読んで応用 ▸
a) ヨーガの体位についての文章によると、魚の体位で吐き気やめまいを感じる人がいるのは何が原因ですか？
b) ヨーガの体位についての文章を、最後の文のあとから引き取って書き継いでください。

読む文章 ▸

ほんと、よく「いまは医学が発展しているから」という人がいるけれど、それは自分で感知する能力が鈍った分を、医学が補ってくれているだけなのにな。と思います。あとね、医学がなければ、思い悩んでもしょうがない病気に気づかずにいられたりすることも多いと思う。
「こういう病気がある」というのは、マスコミによるインプットで、情報としての医学単語が増えている。特にココロ系。知っておくとお得な情報になっている。

<84ページ 体位体操 より>
 人間のカラダは、地上で最高の精妙な有機体であり、肉体と精神とが複雑微妙にからみ合い、浸透し合った全一的、全機的な存在なのです。部分と全体が結びついているのです。カラダの一部分につけた傷害が、全身に肉体的、精神的な影響を及ぼすことは誰でも知ってることでしょう。
 それと同じように、全身的なひずみが、部分的な疾患として現れることを知らなければなりません。胃がわるいからといって、胃だけを治療しようとするのは馬鹿げたことなのです。いくら患部だけをいじくってみても、効果はありません。
 ですからヨーガ体操を、対治療的に使おうとするのは邪道であるということです。ヨーガ体操の真の効果は、いくつかの体操の組み合わせによって初めて発揮されるのです。

ヨーガは、「全体最適」の究極メソッドだと思うよ。みんなに同じ材料が用意されている。慣れてくると、組み合わせる作業も「カクテル作り」みたいで楽しいよ。

<101ページ 魚の体位 より>
 この体操を行なうと、まれに、はきけやめまいを感じる人がいます。それは中耳の傷害によるもので、そのような場合は、この体操を中止したほうがよいです。

中耳が関係するのかぁ。知らなかったのでメモメモ。

<108ページ すきの体位 より>
 バイタリティーを高めます。

なんなんでしょう、と思うくらい高まる。なんだろう。
と思っていたら、「肩で立つ体位」に詳細が。以下ね。

<111ページ 肩で立つ体位 より>
 カラダがさかさまになるので、腹のなかの臓器が、お互いのあいだの圧迫から解放される結果、消化がよくなり、カラダのなかの毒素が除かれ、新しいエネルギーとバイタリティーがもたらされます。

臓器が圧迫から解放されるからという理由に「ぬぉぉぉぉ」といまさらながら、感動。本当にそんな感じだ。

与えられた情報 ▸
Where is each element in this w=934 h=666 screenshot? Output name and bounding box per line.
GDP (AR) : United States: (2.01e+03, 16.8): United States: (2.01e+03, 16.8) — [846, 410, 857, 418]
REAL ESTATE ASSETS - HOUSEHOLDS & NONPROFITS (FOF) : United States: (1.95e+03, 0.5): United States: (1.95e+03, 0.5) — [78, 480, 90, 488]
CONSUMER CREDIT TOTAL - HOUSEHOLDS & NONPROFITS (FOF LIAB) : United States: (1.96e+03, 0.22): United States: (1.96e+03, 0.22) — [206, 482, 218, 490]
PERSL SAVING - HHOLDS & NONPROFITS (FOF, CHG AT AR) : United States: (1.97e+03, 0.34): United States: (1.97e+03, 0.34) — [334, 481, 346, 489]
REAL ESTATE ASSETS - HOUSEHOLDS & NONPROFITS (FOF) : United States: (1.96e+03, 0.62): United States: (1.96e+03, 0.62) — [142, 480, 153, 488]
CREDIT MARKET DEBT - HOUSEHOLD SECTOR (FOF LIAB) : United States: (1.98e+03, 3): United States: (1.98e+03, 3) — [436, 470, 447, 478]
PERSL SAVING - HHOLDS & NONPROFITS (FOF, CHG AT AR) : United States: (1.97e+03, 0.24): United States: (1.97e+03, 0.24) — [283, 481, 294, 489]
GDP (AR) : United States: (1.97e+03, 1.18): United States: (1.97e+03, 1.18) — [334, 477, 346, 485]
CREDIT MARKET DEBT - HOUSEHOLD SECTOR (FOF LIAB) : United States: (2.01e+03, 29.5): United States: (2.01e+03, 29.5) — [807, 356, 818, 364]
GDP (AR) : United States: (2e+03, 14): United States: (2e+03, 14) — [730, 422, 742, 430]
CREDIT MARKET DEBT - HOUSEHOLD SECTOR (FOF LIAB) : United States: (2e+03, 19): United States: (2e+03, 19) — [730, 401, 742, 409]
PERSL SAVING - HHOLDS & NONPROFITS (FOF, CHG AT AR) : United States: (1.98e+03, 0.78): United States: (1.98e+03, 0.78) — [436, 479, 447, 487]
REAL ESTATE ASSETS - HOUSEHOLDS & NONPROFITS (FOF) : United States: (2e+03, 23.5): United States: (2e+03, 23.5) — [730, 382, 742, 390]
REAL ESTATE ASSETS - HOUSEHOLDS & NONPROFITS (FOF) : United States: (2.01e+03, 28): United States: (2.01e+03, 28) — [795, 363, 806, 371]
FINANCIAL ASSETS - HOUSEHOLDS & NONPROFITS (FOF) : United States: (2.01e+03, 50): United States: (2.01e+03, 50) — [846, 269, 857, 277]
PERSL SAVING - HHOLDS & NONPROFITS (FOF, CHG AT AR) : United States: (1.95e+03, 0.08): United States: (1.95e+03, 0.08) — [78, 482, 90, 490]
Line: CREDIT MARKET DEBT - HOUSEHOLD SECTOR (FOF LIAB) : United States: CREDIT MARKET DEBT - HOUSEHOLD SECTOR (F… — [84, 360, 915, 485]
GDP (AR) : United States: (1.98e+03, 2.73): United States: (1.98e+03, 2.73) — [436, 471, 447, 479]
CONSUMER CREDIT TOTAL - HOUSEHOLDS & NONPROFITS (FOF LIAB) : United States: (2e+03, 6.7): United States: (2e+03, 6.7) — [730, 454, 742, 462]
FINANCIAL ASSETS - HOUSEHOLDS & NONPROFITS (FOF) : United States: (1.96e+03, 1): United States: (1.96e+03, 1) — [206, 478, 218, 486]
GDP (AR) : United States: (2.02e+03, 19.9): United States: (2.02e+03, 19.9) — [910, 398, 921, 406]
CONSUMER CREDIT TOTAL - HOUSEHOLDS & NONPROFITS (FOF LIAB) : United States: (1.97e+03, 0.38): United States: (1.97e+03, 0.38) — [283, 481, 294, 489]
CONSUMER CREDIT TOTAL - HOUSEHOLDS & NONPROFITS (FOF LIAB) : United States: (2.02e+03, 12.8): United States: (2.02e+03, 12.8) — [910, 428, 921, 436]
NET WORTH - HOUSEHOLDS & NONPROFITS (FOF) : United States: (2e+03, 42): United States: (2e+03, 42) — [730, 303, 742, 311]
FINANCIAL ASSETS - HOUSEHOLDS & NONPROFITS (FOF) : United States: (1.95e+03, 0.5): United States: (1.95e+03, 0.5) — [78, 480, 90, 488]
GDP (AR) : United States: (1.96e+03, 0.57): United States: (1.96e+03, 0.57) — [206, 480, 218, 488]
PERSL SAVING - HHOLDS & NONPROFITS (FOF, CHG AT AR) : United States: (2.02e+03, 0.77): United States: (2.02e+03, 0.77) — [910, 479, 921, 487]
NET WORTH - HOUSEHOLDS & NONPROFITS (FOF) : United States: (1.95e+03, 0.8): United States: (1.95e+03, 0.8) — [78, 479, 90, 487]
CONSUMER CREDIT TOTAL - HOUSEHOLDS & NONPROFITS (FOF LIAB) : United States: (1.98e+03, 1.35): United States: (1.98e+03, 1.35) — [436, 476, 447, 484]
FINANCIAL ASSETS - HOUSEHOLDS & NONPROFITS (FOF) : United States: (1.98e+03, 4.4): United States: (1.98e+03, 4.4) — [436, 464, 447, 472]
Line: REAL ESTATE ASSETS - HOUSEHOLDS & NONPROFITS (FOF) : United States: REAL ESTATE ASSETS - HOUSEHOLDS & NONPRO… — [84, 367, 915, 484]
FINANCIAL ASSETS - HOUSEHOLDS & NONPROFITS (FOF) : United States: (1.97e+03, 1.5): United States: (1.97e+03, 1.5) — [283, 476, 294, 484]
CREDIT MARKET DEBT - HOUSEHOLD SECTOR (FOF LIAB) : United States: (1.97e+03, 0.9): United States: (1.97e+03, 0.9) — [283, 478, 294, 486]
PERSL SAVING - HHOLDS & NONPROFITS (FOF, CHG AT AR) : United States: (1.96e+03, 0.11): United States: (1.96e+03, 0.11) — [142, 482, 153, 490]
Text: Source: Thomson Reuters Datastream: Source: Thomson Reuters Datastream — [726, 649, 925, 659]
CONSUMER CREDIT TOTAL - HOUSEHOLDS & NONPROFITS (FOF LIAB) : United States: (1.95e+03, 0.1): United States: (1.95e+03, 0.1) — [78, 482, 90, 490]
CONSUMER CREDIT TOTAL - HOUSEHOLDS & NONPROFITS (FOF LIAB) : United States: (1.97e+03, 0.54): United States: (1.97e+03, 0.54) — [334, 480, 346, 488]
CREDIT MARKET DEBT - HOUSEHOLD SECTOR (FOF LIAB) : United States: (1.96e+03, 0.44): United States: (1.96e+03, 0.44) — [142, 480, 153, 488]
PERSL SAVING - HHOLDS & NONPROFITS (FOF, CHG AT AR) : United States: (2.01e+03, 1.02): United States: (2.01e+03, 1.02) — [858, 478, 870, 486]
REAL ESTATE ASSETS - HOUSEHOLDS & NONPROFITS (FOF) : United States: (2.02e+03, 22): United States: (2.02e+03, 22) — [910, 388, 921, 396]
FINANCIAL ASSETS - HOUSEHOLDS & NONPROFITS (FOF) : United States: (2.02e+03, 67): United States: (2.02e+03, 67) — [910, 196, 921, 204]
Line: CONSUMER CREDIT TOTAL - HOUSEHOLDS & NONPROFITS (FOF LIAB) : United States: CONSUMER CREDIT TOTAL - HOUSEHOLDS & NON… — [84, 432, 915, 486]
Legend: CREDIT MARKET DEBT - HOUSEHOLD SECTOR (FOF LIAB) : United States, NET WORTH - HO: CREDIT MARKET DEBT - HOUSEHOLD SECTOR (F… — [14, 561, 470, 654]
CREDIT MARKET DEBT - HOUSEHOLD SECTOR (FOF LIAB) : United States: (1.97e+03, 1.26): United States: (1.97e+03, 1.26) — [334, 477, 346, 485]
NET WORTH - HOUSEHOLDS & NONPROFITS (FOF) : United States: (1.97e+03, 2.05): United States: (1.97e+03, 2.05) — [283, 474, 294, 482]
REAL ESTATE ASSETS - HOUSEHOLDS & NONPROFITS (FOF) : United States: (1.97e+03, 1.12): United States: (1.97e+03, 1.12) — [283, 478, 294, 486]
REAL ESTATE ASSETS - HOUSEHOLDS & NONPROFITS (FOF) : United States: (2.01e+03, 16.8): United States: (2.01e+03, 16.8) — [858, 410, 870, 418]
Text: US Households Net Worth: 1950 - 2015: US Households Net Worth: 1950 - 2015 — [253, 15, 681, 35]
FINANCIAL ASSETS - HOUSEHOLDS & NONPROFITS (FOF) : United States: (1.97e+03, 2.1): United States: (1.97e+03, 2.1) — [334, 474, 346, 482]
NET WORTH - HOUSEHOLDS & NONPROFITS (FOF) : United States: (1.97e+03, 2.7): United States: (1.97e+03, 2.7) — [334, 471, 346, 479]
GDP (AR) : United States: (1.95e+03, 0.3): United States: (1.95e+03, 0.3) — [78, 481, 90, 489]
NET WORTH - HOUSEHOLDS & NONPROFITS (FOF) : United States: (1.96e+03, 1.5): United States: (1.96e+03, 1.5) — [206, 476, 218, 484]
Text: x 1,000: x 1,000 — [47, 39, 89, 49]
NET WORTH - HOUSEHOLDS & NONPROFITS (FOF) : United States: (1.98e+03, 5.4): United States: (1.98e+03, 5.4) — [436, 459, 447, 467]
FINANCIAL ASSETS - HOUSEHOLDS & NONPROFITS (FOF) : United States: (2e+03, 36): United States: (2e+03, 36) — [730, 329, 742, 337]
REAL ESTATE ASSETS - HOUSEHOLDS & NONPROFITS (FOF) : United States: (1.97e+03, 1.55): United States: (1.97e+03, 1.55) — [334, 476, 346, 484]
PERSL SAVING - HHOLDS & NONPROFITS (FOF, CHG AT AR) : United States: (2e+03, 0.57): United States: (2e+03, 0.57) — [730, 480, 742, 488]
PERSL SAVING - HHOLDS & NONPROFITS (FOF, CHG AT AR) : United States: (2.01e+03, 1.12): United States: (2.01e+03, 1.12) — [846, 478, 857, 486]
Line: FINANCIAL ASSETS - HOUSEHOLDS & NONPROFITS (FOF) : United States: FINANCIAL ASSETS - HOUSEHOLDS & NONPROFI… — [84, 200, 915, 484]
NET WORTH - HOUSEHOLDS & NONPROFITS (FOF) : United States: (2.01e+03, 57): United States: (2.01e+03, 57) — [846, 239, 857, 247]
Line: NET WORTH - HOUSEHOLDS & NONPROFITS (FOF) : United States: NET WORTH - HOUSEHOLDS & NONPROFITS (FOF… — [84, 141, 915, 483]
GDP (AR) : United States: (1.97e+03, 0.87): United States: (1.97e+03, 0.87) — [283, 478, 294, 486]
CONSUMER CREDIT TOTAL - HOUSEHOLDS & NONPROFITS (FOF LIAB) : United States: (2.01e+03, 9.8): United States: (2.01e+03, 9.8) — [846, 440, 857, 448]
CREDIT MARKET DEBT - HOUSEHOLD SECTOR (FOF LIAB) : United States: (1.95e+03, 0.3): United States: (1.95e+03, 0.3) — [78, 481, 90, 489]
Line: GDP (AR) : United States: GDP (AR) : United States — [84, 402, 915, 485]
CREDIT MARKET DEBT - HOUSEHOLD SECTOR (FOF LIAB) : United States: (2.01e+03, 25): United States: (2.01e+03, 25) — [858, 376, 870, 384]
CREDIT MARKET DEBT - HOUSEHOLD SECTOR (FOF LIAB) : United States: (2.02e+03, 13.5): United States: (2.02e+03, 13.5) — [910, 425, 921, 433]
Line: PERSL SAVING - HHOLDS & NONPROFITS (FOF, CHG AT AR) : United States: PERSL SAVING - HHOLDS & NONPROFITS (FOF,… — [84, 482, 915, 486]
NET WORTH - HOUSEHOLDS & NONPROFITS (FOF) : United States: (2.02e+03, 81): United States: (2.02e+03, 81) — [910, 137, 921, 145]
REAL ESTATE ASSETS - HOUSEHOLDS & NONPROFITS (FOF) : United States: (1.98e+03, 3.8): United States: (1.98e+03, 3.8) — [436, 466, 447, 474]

課題の解答 ▸
a) 中耳の傷害によるものです。

b)
<138ページ 孔雀の体位 より>
(1)ヒジで肋骨を圧迫しないこと。
(2)この体位は女性には不適当とされている。
(3)体重を上腕にかけ始める前にイキを吐いておく仕方と吸っておく仕方の両様がある。

わたしはたまに道場のクラスでサンプル(お手本)をやるのだけど、女性には不適当なのか。

<147ページ 完全弛緩の体位 より>
 初めのうちは、この(呼吸)観察に三〜四分をかけます。そして最後には一○分まで延長します。そのあいだ、ココロは注意の焦点からそれてゆこうとしますが、強いて止めようとはしないで、いったん遊ばせておいてから、焦点である呼吸のほうへ引きもどします。

マネジメントの極意のようであり、恋の秘訣のようであり。

<157ページ ムドラー体操 より>
普通人にあっては、その根元であるチャクラが三つの結節で閉塞されているうえに、チャクラとチャクラをつなぐ気道であるスシュムナーが、いわばへどろでつまっているので、どんな人間にも神にひとしい偉大な素質が潜在しているにもかかわらず、それが発現されないでいるというのです。
 そこで、この気道につまったへどろをさらい流し、チャクラをふさいでいる結節を突き破ることが必要で、それが成功すれば、人間本来もっているすばらしい才能が発現し、最終的には神人合一の体験をさえ得ることができるというわけです。

「へどろ」って言われるとわっかりやっすいわぁ(笑)。なんで先頭に「へ」ってつけるだけでこんなにわかりやすいやら。この感じ。こういう書き方をすると、「愛さずにはいられないチャクラ解説」になる。

<170ページ 完全呼吸法 より>
 完全呼吸法は、腹式でも胸式でもありません。西洋式の深呼吸でもなければ、中国式の腹式呼吸丹田呼吸ともちがいます。強いていえば、肺底中心の呼吸ということがいえます。

すげーーー。と思った表現。「肺底中心の呼吸」

<198ページ すわり方(調身法) より>
 口のなかでは、舌の表面をしっかりと上アゴに押しつけておきます(舌のバンダという)。これは舌が無意識に動くのを止めるためです。
舌が動けばココロも動いてしまいます。

そう。舌ってほんと、意識し出しちゃうと動く。巻くか押すかしておかないと、おさまらない。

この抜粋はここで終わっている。